Exercise instructions. Gather every line of the entries that includes the word "Tomsk".

Task data.
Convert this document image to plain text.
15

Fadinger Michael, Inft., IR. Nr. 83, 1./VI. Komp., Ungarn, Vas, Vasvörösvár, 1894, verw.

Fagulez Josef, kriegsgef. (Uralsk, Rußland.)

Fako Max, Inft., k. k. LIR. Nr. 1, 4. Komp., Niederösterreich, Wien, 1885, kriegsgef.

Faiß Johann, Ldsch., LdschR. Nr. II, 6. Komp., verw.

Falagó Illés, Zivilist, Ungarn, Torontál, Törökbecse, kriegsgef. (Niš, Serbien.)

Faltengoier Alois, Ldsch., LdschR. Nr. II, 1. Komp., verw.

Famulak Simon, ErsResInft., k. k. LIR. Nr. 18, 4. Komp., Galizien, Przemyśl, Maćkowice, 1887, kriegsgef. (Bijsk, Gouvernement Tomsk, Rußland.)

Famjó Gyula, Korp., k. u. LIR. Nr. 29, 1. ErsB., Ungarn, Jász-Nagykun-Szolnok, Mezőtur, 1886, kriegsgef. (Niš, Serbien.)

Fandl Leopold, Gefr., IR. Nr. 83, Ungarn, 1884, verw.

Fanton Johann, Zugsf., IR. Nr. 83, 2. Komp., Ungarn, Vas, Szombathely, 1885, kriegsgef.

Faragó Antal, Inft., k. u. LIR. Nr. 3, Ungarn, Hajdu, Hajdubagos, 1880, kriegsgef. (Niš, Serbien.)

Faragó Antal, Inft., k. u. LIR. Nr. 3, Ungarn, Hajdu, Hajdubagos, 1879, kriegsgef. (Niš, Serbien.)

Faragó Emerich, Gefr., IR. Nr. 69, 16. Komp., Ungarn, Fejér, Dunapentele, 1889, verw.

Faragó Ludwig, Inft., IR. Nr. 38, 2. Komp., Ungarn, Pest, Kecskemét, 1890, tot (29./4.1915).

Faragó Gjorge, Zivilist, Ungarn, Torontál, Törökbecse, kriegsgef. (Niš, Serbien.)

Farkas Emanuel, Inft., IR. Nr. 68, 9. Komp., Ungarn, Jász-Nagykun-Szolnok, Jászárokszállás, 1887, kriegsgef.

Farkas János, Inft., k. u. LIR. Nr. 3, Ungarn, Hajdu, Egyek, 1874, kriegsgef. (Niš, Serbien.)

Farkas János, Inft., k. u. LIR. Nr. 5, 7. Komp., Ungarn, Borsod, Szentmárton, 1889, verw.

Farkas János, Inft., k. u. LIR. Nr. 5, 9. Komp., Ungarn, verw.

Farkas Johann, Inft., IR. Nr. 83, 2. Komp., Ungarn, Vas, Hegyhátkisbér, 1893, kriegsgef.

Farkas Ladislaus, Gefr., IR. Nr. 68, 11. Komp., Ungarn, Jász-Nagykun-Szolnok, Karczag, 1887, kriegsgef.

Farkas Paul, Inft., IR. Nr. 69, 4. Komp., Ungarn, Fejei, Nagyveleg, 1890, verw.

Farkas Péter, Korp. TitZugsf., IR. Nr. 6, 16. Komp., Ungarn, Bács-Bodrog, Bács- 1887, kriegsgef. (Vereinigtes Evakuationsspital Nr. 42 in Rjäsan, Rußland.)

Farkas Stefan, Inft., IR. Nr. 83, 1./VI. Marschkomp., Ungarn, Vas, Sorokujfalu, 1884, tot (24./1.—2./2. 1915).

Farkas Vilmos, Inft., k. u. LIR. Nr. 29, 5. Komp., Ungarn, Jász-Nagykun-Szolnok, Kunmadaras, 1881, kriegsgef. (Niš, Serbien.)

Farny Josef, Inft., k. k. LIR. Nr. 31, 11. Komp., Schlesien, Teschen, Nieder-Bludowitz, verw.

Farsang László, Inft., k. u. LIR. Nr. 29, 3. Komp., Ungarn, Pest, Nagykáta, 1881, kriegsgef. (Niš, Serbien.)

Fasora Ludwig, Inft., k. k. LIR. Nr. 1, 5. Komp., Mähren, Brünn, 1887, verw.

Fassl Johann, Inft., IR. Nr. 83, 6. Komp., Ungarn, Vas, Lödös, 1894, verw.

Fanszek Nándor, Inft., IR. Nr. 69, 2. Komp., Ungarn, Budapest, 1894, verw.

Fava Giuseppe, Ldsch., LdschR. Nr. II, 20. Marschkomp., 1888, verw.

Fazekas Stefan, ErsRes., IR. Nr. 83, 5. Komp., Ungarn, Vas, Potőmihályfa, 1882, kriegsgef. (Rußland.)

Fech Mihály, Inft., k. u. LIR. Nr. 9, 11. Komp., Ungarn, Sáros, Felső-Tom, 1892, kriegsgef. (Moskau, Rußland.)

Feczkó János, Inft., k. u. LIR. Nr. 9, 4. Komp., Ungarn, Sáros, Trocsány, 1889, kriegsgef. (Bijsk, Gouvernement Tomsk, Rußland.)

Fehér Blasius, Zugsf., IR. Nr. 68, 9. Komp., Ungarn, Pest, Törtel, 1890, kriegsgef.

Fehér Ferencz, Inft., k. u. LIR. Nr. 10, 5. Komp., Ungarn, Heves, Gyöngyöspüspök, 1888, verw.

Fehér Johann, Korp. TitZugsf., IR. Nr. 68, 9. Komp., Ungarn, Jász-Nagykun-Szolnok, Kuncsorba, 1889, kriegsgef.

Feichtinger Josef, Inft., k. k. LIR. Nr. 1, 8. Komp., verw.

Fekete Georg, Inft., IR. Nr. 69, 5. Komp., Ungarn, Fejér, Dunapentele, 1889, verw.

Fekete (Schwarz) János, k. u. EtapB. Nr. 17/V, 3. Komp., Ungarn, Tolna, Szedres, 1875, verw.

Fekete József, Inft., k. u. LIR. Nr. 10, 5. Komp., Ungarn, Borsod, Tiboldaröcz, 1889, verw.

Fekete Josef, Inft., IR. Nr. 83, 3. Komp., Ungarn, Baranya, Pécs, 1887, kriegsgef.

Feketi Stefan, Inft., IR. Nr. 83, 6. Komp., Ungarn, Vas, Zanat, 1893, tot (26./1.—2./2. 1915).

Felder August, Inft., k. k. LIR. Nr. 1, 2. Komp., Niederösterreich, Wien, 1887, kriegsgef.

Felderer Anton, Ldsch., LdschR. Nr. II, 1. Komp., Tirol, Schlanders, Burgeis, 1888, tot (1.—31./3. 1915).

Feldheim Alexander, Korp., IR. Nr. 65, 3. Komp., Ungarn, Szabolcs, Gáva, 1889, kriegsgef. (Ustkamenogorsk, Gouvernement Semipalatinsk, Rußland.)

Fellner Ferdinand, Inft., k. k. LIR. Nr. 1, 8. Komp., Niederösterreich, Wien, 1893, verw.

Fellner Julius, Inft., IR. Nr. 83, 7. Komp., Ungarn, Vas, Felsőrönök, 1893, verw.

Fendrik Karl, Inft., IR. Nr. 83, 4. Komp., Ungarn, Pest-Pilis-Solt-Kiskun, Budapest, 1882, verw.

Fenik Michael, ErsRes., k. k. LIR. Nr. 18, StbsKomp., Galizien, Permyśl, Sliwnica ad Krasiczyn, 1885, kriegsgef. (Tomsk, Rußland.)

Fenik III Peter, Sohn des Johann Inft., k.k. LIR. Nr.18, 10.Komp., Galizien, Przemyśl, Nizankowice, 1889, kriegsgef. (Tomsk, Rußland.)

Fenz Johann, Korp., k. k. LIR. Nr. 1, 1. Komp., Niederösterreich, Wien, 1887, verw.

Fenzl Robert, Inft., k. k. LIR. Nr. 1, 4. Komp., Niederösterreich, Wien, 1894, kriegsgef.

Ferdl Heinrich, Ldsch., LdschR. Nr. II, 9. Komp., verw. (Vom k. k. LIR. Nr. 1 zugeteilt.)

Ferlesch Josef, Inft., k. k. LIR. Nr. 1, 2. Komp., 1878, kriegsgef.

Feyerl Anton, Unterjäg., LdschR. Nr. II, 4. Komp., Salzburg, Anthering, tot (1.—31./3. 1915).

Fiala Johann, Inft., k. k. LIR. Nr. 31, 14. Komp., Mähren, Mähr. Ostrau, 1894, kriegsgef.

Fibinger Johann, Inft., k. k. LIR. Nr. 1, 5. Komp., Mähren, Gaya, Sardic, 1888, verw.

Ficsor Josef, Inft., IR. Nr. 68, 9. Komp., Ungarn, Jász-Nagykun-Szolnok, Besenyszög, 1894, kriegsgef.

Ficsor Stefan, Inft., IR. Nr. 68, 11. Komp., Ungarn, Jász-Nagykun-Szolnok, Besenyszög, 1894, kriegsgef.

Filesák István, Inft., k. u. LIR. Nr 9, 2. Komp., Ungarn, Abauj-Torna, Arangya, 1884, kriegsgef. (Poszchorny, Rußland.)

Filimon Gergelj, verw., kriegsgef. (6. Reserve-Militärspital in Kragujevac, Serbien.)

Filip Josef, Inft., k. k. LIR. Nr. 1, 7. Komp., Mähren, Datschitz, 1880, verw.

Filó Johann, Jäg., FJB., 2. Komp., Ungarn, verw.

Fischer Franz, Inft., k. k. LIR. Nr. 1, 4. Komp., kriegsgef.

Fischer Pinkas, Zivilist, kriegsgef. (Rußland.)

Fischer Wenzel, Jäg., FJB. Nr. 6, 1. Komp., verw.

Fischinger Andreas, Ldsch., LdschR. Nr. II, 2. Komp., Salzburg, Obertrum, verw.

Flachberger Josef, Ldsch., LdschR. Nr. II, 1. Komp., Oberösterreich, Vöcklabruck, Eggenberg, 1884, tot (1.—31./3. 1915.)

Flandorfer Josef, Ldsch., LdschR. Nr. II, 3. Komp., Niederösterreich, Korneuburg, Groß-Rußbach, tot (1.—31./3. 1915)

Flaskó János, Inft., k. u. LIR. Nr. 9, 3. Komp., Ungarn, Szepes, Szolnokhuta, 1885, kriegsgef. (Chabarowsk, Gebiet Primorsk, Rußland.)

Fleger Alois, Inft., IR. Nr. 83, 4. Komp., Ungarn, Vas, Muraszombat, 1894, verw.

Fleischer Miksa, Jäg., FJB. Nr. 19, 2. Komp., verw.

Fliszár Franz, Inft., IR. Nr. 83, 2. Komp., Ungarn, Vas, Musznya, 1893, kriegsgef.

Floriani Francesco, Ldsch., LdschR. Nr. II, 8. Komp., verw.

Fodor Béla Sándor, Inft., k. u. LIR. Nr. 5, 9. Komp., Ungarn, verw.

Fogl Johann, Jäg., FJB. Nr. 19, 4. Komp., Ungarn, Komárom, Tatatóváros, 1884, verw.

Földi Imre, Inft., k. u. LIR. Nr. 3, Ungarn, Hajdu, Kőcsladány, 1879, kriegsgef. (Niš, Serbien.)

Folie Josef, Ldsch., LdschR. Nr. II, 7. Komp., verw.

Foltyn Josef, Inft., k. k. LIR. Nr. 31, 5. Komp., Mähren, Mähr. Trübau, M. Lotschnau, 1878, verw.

Result for this task.
Famulak Simon, ErsResInft., k. k. LIR. Nr. 18, 4. Komp., Galizien, Przemyśl, Maćkowice, 1887, kriegsgef. (Bijsk, Gouvernement Tomsk, Rußland.)
Feczkó János, Inft., k. u. LIR. Nr. 9, 4. Komp., Ungarn, Sáros, Trocsány, 1889, kriegsgef. (Bijsk, Gouvernement Tomsk, Rußland.)
Fenik Michael, ErsRes., k. k. LIR. Nr. 18, StbsKomp., Galizien, Permyśl, Sliwnica ad Krasiczyn, 1885, kriegsgef. (Tomsk, Rußland.)
Fenik III Peter, Sohn des Johann Inft., k.k. LIR. Nr.18, 10.Komp., Galizien, Przemyśl, Nizankowice, 1889, kriegsgef. (Tomsk, Rußland.)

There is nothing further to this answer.